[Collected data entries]
· · · · ·
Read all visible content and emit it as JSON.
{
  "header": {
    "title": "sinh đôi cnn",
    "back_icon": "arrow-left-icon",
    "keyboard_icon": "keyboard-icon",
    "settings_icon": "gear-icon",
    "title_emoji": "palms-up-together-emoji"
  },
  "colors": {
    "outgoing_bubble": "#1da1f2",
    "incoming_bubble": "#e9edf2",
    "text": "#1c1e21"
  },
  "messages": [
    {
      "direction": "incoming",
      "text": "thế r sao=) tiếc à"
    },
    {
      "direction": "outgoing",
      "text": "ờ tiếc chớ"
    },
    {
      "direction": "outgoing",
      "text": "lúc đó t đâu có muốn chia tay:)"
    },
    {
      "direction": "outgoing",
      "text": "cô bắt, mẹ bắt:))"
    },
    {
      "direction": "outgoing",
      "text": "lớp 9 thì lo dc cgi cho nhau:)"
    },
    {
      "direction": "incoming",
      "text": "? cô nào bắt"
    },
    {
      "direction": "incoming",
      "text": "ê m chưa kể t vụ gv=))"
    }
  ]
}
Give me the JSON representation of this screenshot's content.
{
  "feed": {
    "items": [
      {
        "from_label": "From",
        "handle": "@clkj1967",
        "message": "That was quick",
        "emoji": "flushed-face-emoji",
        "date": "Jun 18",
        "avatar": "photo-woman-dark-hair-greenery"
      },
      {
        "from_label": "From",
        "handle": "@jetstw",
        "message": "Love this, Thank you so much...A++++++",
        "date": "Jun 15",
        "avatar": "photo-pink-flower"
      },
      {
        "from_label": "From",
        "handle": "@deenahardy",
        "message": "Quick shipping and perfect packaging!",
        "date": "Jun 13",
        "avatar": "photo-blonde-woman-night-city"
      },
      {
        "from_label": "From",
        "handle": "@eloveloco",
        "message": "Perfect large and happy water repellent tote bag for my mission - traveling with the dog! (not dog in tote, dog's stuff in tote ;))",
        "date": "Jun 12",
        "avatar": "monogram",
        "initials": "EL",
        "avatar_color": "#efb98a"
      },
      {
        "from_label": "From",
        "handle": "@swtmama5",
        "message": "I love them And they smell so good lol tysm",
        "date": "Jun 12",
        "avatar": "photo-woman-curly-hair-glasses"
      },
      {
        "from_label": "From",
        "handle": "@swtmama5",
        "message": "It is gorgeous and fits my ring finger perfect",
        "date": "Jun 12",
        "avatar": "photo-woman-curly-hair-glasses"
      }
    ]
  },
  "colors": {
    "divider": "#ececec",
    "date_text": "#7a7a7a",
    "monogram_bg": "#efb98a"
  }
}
· · · · ·
Short problem – Recite the full listing above exactly.

Full output –
Read all visible content and emit it as JSON.
{
  "header": {
    "title": "sinh đôi cnn",
    "back_icon": "arrow-left-icon",
    "keyboard_icon": "keyboard-icon",
    "settings_icon": "gear-icon",
    "title_emoji": "palms-up-together-emoji"
  },
  "colors": {
    "outgoing_bubble": "#1da1f2",
    "incoming_bubble": "#e9edf2",
    "text": "#1c1e21"
  },
  "messages": [
    {
      "direction": "incoming",
      "text": "thế r sao=) tiếc à"
    },
    {
      "direction": "outgoing",
      "text": "ờ tiếc chớ"
    },
    {
      "direction": "outgoing",
      "text": "lúc đó t đâu có muốn chia tay:)"
    },
    {
      "direction": "outgoing",
      "text": "cô bắt, mẹ bắt:))"
    },
    {
      "direction": "outgoing",
      "text": "lớp 9 thì lo dc cgi cho nhau:)"
    },
    {
      "direction": "incoming",
      "text": "? cô nào bắt"
    },
    {
      "direction": "incoming",
      "text": "ê m chưa kể t vụ gv=))"
    }
  ]
}
Give me the JSON representation of this screenshot's content.
{
  "feed": {
    "items": [
      {
        "from_label": "From",
        "handle": "@clkj1967",
        "message": "That was quick",
        "emoji": "flushed-face-emoji",
        "date": "Jun 18",
        "avatar": "photo-woman-dark-hair-greenery"
      },
      {
        "from_label": "From",
        "handle": "@jetstw",
        "message": "Love this, Thank you so much...A++++++",
        "date": "Jun 15",
        "avatar": "photo-pink-flower"
      },
      {
        "from_label": "From",
        "handle": "@deenahardy",
        "message": "Quick shipping and perfect packaging!",
        "date": "Jun 13",
        "avatar": "photo-blonde-woman-night-city"
      },
      {
        "from_label": "From",
        "handle": "@eloveloco",
        "message": "Perfect large and happy water repellent tote bag for my mission - traveling with the dog! (not dog in tote, dog's stuff in tote ;))",
        "date": "Jun 12",
        "avatar": "monogram",
        "initials": "EL",
        "avatar_color": "#efb98a"
      },
      {
        "from_label": "From",
        "handle": "@swtmama5",
        "message": "I love them And they smell so good lol tysm",
        "date": "Jun 12",
        "avatar": "photo-woman-curly-hair-glasses"
      },
      {
        "from_label": "From",
        "handle": "@swtmama5",
        "message": "It is gorgeous and fits my ring finger perfect",
        "date": "Jun 12",
        "avatar": "photo-woman-curly-hair-glasses"
      }
    ]
  },
  "colors": {
    "divider": "#ececec",
    "date_text": "#7a7a7a",
    "monogram_bg": "#efb98a"
  }
}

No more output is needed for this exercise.